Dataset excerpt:
# # # #

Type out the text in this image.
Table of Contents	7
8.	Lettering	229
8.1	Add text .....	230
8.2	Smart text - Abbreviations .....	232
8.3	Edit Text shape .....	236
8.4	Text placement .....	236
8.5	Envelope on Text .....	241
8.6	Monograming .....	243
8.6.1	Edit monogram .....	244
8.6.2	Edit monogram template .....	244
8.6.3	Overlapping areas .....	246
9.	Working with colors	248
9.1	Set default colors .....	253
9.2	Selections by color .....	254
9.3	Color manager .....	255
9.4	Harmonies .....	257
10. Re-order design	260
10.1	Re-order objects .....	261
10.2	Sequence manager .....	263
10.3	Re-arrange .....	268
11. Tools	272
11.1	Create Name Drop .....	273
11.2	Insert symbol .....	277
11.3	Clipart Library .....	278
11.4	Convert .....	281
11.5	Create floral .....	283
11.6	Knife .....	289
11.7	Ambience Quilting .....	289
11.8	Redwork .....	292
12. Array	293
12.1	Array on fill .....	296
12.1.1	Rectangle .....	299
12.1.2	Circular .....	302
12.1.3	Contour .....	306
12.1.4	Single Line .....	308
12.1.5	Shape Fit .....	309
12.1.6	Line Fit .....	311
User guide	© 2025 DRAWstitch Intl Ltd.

# # # #

Set out the complete listing exactly as shown.

→ **Task response**:
Type out the text in this image.
Table of Contents	7
8.	Lettering	229
8.1	Add text .....	230
8.2	Smart text - Abbreviations .....	232
8.3	Edit Text shape .....	236
8.4	Text placement .....	236
8.5	Envelope on Text .....	241
8.6	Monograming .....	243
8.6.1	Edit monogram .....	244
8.6.2	Edit monogram template .....	244
8.6.3	Overlapping areas .....	246
9.	Working with colors	248
9.1	Set default colors .....	253
9.2	Selections by color .....	254
9.3	Color manager .....	255
9.4	Harmonies .....	257
10. Re-order design	260
10.1	Re-order objects .....	261
10.2	Sequence manager .....	263
10.3	Re-arrange .....	268
11. Tools	272
11.1	Create Name Drop .....	273
11.2	Insert symbol .....	277
11.3	Clipart Library .....	278
11.4	Convert .....	281
11.5	Create floral .....	283
11.6	Knife .....	289
11.7	Ambience Quilting .....	289
11.8	Redwork .....	292
12. Array	293
12.1	Array on fill .....	296
12.1.1	Rectangle .....	299
12.1.2	Circular .....	302
12.1.3	Contour .....	306
12.1.4	Single Line .....	308
12.1.5	Shape Fit .....	309
12.1.6	Line Fit .....	311
User guide	© 2025 DRAWstitch Intl Ltd.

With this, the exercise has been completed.